(Records from a collection)

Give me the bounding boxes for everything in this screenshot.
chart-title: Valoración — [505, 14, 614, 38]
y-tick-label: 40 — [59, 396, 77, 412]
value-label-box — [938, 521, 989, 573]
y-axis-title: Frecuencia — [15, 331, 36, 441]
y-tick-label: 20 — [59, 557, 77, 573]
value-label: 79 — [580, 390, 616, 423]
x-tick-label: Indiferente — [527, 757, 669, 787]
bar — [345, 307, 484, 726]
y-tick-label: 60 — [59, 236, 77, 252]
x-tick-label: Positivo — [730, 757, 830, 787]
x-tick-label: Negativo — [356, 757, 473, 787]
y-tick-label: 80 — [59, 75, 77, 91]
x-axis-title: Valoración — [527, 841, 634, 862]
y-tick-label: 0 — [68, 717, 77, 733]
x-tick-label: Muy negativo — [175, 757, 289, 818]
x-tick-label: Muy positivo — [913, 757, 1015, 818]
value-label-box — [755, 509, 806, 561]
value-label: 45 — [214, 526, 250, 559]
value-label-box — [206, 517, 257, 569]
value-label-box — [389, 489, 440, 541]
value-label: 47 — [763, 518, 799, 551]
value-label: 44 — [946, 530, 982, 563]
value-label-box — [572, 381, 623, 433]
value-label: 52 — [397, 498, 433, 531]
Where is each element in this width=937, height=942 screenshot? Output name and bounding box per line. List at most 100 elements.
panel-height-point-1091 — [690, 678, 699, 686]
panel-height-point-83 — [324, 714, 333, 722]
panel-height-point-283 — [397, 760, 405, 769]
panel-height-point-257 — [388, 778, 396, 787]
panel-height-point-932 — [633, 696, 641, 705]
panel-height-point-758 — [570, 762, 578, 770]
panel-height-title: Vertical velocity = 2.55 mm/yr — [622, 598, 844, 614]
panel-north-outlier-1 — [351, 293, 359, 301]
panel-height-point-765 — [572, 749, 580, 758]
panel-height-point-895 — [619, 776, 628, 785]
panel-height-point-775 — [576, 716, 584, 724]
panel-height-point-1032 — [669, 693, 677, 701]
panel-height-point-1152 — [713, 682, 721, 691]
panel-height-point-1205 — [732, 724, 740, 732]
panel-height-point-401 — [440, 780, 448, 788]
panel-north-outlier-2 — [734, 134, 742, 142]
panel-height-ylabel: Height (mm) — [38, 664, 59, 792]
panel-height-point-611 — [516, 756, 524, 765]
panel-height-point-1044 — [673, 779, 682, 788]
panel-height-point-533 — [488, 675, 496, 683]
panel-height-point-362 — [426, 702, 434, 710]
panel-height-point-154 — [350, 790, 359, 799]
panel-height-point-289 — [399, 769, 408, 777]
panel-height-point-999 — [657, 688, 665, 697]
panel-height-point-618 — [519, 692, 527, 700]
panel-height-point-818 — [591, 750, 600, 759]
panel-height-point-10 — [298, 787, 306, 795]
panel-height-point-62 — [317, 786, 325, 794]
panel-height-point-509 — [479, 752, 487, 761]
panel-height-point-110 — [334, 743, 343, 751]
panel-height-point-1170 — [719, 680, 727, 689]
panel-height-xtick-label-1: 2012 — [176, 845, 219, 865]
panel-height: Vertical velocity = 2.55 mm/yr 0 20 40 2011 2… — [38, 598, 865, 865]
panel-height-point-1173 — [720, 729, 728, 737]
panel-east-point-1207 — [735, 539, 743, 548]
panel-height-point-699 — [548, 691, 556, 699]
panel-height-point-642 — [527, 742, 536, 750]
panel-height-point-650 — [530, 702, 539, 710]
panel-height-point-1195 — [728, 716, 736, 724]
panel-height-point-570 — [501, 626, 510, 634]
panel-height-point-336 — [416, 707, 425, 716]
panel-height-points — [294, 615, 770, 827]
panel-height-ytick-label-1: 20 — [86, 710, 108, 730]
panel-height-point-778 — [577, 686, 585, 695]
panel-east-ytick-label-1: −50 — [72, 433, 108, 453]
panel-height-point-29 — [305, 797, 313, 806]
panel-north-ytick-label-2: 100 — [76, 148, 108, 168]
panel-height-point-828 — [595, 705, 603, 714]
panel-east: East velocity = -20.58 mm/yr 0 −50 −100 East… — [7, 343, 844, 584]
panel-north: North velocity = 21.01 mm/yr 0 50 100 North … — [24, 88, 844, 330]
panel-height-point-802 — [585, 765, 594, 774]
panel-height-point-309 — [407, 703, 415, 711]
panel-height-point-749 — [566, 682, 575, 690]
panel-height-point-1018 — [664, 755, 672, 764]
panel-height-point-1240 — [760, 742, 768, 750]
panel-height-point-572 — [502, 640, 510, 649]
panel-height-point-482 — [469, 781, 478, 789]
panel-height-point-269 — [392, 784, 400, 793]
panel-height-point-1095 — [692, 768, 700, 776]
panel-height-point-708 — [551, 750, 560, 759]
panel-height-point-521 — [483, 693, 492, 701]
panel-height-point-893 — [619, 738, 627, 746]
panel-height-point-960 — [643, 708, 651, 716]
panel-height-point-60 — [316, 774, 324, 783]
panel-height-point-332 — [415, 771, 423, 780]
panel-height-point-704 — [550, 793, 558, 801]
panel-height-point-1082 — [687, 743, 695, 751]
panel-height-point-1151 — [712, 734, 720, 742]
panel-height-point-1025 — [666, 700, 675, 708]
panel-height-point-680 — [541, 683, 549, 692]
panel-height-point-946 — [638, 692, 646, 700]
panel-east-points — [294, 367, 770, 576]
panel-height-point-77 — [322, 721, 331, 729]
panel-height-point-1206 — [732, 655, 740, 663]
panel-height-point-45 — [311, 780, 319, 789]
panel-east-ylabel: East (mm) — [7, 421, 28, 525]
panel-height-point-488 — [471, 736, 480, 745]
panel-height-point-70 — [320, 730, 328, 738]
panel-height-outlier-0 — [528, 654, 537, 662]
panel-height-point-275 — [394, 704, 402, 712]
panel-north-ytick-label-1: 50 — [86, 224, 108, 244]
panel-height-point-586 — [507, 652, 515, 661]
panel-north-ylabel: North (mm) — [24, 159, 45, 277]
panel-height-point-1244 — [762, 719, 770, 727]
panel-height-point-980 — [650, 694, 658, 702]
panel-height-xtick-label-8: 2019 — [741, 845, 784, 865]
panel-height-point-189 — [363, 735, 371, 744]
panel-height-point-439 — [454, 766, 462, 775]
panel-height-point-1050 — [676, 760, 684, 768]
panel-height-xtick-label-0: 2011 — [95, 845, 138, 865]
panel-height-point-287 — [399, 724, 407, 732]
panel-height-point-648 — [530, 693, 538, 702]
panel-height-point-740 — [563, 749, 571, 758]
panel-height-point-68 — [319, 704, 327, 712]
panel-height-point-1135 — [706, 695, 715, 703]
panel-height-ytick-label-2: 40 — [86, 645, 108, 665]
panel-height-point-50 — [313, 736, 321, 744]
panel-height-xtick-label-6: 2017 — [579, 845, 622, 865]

▶ Requirement:
Swap "Valoración" for "Puntuación" everywhere in the listing and give all its lines again, leaving everything else unchanged.

▶ Answer to the task:
Give me the bounding boxes for everything in this screenshot.
chart-title: Puntuación — [505, 14, 614, 38]
y-tick-label: 40 — [59, 396, 77, 412]
value-label-box — [938, 521, 989, 573]
y-axis-title: Frecuencia — [15, 331, 36, 441]
y-tick-label: 20 — [59, 557, 77, 573]
value-label: 79 — [580, 390, 616, 423]
x-tick-label: Indiferente — [527, 757, 669, 787]
bar — [345, 307, 484, 726]
y-tick-label: 60 — [59, 236, 77, 252]
x-tick-label: Positivo — [730, 757, 830, 787]
x-tick-label: Negativo — [356, 757, 473, 787]
y-tick-label: 80 — [59, 75, 77, 91]
x-axis-title: Puntuación — [527, 841, 634, 862]
y-tick-label: 0 — [68, 717, 77, 733]
x-tick-label: Muy negativo — [175, 757, 289, 818]
x-tick-label: Muy positivo — [913, 757, 1015, 818]
value-label-box — [755, 509, 806, 561]
value-label: 45 — [214, 526, 250, 559]
value-label-box — [206, 517, 257, 569]
value-label-box — [389, 489, 440, 541]
value-label: 47 — [763, 518, 799, 551]
value-label: 44 — [946, 530, 982, 563]
value-label-box — [572, 381, 623, 433]
value-label: 52 — [397, 498, 433, 531]
Where is each element in this width=937, height=942 screenshot? Output name and bounding box per line. List at most 100 elements.
panel-height-point-1091 — [690, 678, 699, 686]
panel-height-point-83 — [324, 714, 333, 722]
panel-height-point-283 — [397, 760, 405, 769]
panel-height-point-257 — [388, 778, 396, 787]
panel-height-point-932 — [633, 696, 641, 705]
panel-height-point-758 — [570, 762, 578, 770]
panel-height-title: Vertical velocity = 2.55 mm/yr — [622, 598, 844, 614]
panel-north-outlier-1 — [351, 293, 359, 301]
panel-height-point-765 — [572, 749, 580, 758]
panel-height-point-895 — [619, 776, 628, 785]
panel-height-point-775 — [576, 716, 584, 724]
panel-height-point-1032 — [669, 693, 677, 701]
panel-height-point-1152 — [713, 682, 721, 691]
panel-height-point-1205 — [732, 724, 740, 732]
panel-height-point-401 — [440, 780, 448, 788]
panel-north-outlier-2 — [734, 134, 742, 142]
panel-height-ylabel: Height (mm) — [38, 664, 59, 792]
panel-height-point-611 — [516, 756, 524, 765]
panel-height-point-1044 — [673, 779, 682, 788]
panel-height-point-533 — [488, 675, 496, 683]
panel-height-point-362 — [426, 702, 434, 710]
panel-height-point-154 — [350, 790, 359, 799]
panel-height-point-289 — [399, 769, 408, 777]
panel-height-point-999 — [657, 688, 665, 697]
panel-height-point-618 — [519, 692, 527, 700]
panel-height-point-818 — [591, 750, 600, 759]
panel-height-point-10 — [298, 787, 306, 795]
panel-height-point-62 — [317, 786, 325, 794]
panel-height-point-509 — [479, 752, 487, 761]
panel-height-point-110 — [334, 743, 343, 751]
panel-height-point-1170 — [719, 680, 727, 689]
panel-height-xtick-label-1: 2012 — [176, 845, 219, 865]
panel-height: Vertical velocity = 2.55 mm/yr 0 20 40 2011 2… — [38, 598, 865, 865]
panel-height-point-1173 — [720, 729, 728, 737]
panel-east-point-1207 — [735, 539, 743, 548]
panel-height-point-699 — [548, 691, 556, 699]
panel-height-point-642 — [527, 742, 536, 750]
panel-height-point-650 — [530, 702, 539, 710]
panel-height-point-1195 — [728, 716, 736, 724]
panel-height-point-570 — [501, 626, 510, 634]
panel-height-point-336 — [416, 707, 425, 716]
panel-height-points — [294, 615, 770, 827]
panel-height-ytick-label-1: 20 — [86, 710, 108, 730]
panel-height-point-778 — [577, 686, 585, 695]
panel-east-ytick-label-1: −50 — [72, 433, 108, 453]
panel-height-point-29 — [305, 797, 313, 806]
panel-north-ytick-label-2: 100 — [76, 148, 108, 168]
panel-height-point-828 — [595, 705, 603, 714]
panel-east: East velocity = -20.58 mm/yr 0 −50 −100 East… — [7, 343, 844, 584]
panel-north: North velocity = 21.01 mm/yr 0 50 100 North … — [24, 88, 844, 330]
panel-height-point-802 — [585, 765, 594, 774]
panel-height-point-309 — [407, 703, 415, 711]
panel-height-point-749 — [566, 682, 575, 690]
panel-height-point-1018 — [664, 755, 672, 764]
panel-height-point-1240 — [760, 742, 768, 750]
panel-height-point-572 — [502, 640, 510, 649]
panel-height-point-482 — [469, 781, 478, 789]
panel-height-point-269 — [392, 784, 400, 793]
panel-height-point-1095 — [692, 768, 700, 776]
panel-height-point-708 — [551, 750, 560, 759]
panel-height-point-521 — [483, 693, 492, 701]
panel-height-point-893 — [619, 738, 627, 746]
panel-height-point-960 — [643, 708, 651, 716]
panel-height-point-60 — [316, 774, 324, 783]
panel-height-point-332 — [415, 771, 423, 780]
panel-height-point-704 — [550, 793, 558, 801]
panel-height-point-1082 — [687, 743, 695, 751]
panel-height-point-1151 — [712, 734, 720, 742]
panel-height-point-1025 — [666, 700, 675, 708]
panel-height-point-680 — [541, 683, 549, 692]
panel-height-point-946 — [638, 692, 646, 700]
panel-east-points — [294, 367, 770, 576]
panel-height-point-77 — [322, 721, 331, 729]
panel-height-point-1206 — [732, 655, 740, 663]
panel-height-point-45 — [311, 780, 319, 789]
panel-east-ylabel: East (mm) — [7, 421, 28, 525]
panel-height-point-488 — [471, 736, 480, 745]
panel-height-point-70 — [320, 730, 328, 738]
panel-height-outlier-0 — [528, 654, 537, 662]
panel-height-point-275 — [394, 704, 402, 712]
panel-north-ytick-label-1: 50 — [86, 224, 108, 244]
panel-height-point-586 — [507, 652, 515, 661]
panel-north-ylabel: North (mm) — [24, 159, 45, 277]
panel-height-point-1244 — [762, 719, 770, 727]
panel-height-point-980 — [650, 694, 658, 702]
panel-height-xtick-label-8: 2019 — [741, 845, 784, 865]
panel-height-point-189 — [363, 735, 371, 744]
panel-height-point-439 — [454, 766, 462, 775]
panel-height-point-1050 — [676, 760, 684, 768]
panel-height-xtick-label-0: 2011 — [95, 845, 138, 865]
panel-height-point-287 — [399, 724, 407, 732]
panel-height-point-648 — [530, 693, 538, 702]
panel-height-point-740 — [563, 749, 571, 758]
panel-height-point-68 — [319, 704, 327, 712]
panel-height-point-1135 — [706, 695, 715, 703]
panel-height-ytick-label-2: 40 — [86, 645, 108, 665]
panel-height-point-50 — [313, 736, 321, 744]
panel-height-xtick-label-6: 2017 — [579, 845, 622, 865]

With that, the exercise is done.